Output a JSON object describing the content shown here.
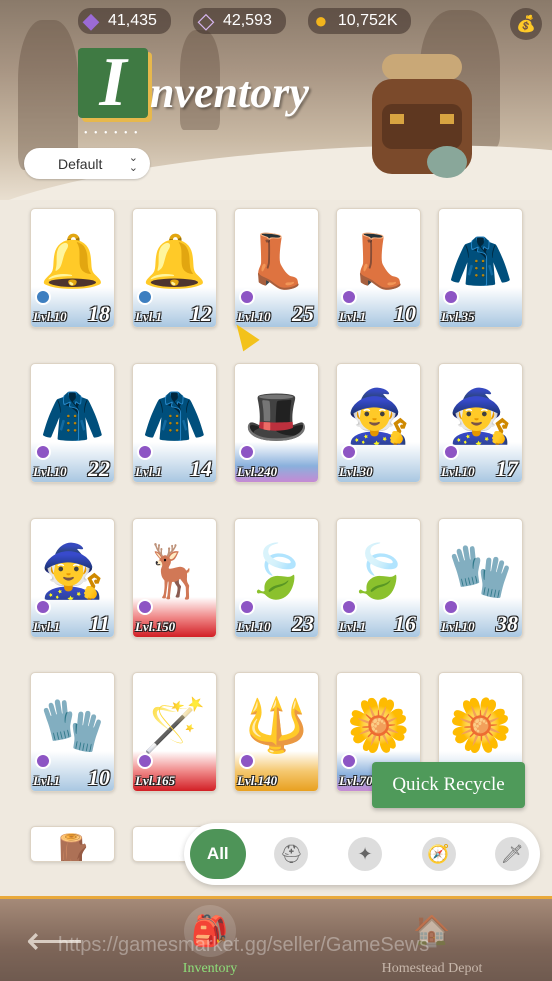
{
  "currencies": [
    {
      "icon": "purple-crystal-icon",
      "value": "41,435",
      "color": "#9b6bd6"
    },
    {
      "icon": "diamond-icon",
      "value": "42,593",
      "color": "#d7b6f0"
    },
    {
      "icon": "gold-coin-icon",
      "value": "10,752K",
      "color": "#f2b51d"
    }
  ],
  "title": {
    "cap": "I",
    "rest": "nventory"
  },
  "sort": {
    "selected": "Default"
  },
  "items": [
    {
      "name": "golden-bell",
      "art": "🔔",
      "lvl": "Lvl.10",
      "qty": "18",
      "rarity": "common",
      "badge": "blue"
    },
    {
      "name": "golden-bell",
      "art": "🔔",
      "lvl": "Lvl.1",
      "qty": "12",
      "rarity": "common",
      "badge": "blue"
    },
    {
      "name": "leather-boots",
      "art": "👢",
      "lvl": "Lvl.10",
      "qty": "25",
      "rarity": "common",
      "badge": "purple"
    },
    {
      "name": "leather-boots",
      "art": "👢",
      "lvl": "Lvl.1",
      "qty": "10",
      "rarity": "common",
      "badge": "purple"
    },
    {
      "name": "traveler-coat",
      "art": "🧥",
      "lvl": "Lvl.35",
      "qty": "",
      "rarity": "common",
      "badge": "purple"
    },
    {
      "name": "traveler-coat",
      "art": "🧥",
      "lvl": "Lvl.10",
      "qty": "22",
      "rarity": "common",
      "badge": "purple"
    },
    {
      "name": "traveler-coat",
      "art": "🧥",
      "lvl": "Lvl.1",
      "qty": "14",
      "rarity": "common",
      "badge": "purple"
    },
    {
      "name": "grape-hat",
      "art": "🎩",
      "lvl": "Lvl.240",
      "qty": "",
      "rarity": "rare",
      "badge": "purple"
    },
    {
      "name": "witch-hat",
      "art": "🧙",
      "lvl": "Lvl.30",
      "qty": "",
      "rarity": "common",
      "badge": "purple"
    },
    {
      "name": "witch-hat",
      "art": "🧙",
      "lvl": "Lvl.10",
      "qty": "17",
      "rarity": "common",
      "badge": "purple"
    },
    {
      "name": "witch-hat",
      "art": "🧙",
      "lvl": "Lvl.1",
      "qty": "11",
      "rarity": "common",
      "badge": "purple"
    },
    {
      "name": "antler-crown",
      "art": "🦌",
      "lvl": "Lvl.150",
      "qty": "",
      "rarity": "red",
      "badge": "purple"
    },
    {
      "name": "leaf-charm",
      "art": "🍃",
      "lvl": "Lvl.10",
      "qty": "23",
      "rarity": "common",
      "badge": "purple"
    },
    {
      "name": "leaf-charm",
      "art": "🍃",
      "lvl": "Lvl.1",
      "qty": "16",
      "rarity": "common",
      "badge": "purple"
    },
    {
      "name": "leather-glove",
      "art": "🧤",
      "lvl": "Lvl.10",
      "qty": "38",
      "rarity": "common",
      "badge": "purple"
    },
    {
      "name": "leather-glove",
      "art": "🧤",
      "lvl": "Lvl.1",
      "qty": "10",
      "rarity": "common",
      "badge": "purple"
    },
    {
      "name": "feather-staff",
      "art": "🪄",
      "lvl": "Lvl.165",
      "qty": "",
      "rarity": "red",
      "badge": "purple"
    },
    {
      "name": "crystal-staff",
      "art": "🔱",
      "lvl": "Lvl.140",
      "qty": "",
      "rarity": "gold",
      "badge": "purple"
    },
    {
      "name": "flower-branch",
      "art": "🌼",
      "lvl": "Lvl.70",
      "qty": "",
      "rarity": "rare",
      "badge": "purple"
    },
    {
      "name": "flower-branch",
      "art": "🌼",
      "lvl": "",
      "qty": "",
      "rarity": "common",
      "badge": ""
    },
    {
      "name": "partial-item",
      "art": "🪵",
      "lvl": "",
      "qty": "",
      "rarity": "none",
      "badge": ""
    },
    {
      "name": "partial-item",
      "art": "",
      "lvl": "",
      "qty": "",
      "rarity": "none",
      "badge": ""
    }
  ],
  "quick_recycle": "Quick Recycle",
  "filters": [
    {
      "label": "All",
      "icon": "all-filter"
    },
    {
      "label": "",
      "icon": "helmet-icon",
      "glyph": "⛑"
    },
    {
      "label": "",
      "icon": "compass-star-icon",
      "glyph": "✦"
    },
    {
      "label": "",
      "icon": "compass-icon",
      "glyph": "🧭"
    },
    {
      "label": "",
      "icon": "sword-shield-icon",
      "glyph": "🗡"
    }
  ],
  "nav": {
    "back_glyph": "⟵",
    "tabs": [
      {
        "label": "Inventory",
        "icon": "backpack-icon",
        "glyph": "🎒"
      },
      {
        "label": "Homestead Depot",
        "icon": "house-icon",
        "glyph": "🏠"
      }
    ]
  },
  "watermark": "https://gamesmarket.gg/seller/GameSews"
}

++++++++

Will you set down the records word for word while leaving out every picture?

Output a JSON object describing the content shown here.
{
  "currencies": [
    {
      "icon": "purple-crystal-icon",
      "value": "41,435",
      "color": "#9b6bd6"
    },
    {
      "icon": "diamond-icon",
      "value": "42,593",
      "color": "#d7b6f0"
    },
    {
      "icon": "gold-coin-icon",
      "value": "10,752K",
      "color": "#f2b51d"
    }
  ],
  "title": {
    "cap": "I",
    "rest": "nventory"
  },
  "sort": {
    "selected": "Default"
  },
  "items": [
    {
      "name": "golden-bell",
      "art": "🔔",
      "lvl": "Lvl.10",
      "qty": "18",
      "rarity": "common",
      "badge": "blue"
    },
    {
      "name": "golden-bell",
      "art": "🔔",
      "lvl": "Lvl.1",
      "qty": "12",
      "rarity": "common",
      "badge": "blue"
    },
    {
      "name": "leather-boots",
      "art": "👢",
      "lvl": "Lvl.10",
      "qty": "25",
      "rarity": "common",
      "badge": "purple"
    },
    {
      "name": "leather-boots",
      "art": "👢",
      "lvl": "Lvl.1",
      "qty": "10",
      "rarity": "common",
      "badge": "purple"
    },
    {
      "name": "traveler-coat",
      "art": "🧥",
      "lvl": "Lvl.35",
      "qty": "",
      "rarity": "common",
      "badge": "purple"
    },
    {
      "name": "traveler-coat",
      "art": "🧥",
      "lvl": "Lvl.10",
      "qty": "22",
      "rarity": "common",
      "badge": "purple"
    },
    {
      "name": "traveler-coat",
      "art": "🧥",
      "lvl": "Lvl.1",
      "qty": "14",
      "rarity": "common",
      "badge": "purple"
    },
    {
      "name": "grape-hat",
      "art": "🎩",
      "lvl": "Lvl.240",
      "qty": "",
      "rarity": "rare",
      "badge": "purple"
    },
    {
      "name": "witch-hat",
      "art": "🧙",
      "lvl": "Lvl.30",
      "qty": "",
      "rarity": "common",
      "badge": "purple"
    },
    {
      "name": "witch-hat",
      "art": "🧙",
      "lvl": "Lvl.10",
      "qty": "17",
      "rarity": "common",
      "badge": "purple"
    },
    {
      "name": "witch-hat",
      "art": "🧙",
      "lvl": "Lvl.1",
      "qty": "11",
      "rarity": "common",
      "badge": "purple"
    },
    {
      "name": "antler-crown",
      "art": "🦌",
      "lvl": "Lvl.150",
      "qty": "",
      "rarity": "red",
      "badge": "purple"
    },
    {
      "name": "leaf-charm",
      "art": "🍃",
      "lvl": "Lvl.10",
      "qty": "23",
      "rarity": "common",
      "badge": "purple"
    },
    {
      "name": "leaf-charm",
      "art": "🍃",
      "lvl": "Lvl.1",
      "qty": "16",
      "rarity": "common",
      "badge": "purple"
    },
    {
      "name": "leather-glove",
      "art": "🧤",
      "lvl": "Lvl.10",
      "qty": "38",
      "rarity": "common",
      "badge": "purple"
    },
    {
      "name": "leather-glove",
      "art": "🧤",
      "lvl": "Lvl.1",
      "qty": "10",
      "rarity": "common",
      "badge": "purple"
    },
    {
      "name": "feather-staff",
      "art": "🪄",
      "lvl": "Lvl.165",
      "qty": "",
      "rarity": "red",
      "badge": "purple"
    },
    {
      "name": "crystal-staff",
      "art": "🔱",
      "lvl": "Lvl.140",
      "qty": "",
      "rarity": "gold",
      "badge": "purple"
    },
    {
      "name": "flower-branch",
      "art": "🌼",
      "lvl": "Lvl.70",
      "qty": "",
      "rarity": "rare",
      "badge": "purple"
    },
    {
      "name": "flower-branch",
      "art": "🌼",
      "lvl": "",
      "qty": "",
      "rarity": "common",
      "badge": ""
    },
    {
      "name": "partial-item",
      "art": "🪵",
      "lvl": "",
      "qty": "",
      "rarity": "none",
      "badge": ""
    },
    {
      "name": "partial-item",
      "art": "",
      "lvl": "",
      "qty": "",
      "rarity": "none",
      "badge": ""
    }
  ],
  "quick_recycle": "Quick Recycle",
  "filters": [
    {
      "label": "All",
      "icon": "all-filter"
    },
    {
      "label": "",
      "icon": "helmet-icon",
      "glyph": "⛑"
    },
    {
      "label": "",
      "icon": "compass-star-icon",
      "glyph": "✦"
    },
    {
      "label": "",
      "icon": "compass-icon",
      "glyph": "🧭"
    },
    {
      "label": "",
      "icon": "sword-shield-icon",
      "glyph": "🗡"
    }
  ],
  "nav": {
    "back_glyph": "⟵",
    "tabs": [
      {
        "label": "Inventory",
        "icon": "backpack-icon",
        "glyph": "🎒"
      },
      {
        "label": "Homestead Depot",
        "icon": "house-icon",
        "glyph": "🏠"
      }
    ]
  },
  "watermark": "https://gamesmarket.gg/seller/GameSews"
}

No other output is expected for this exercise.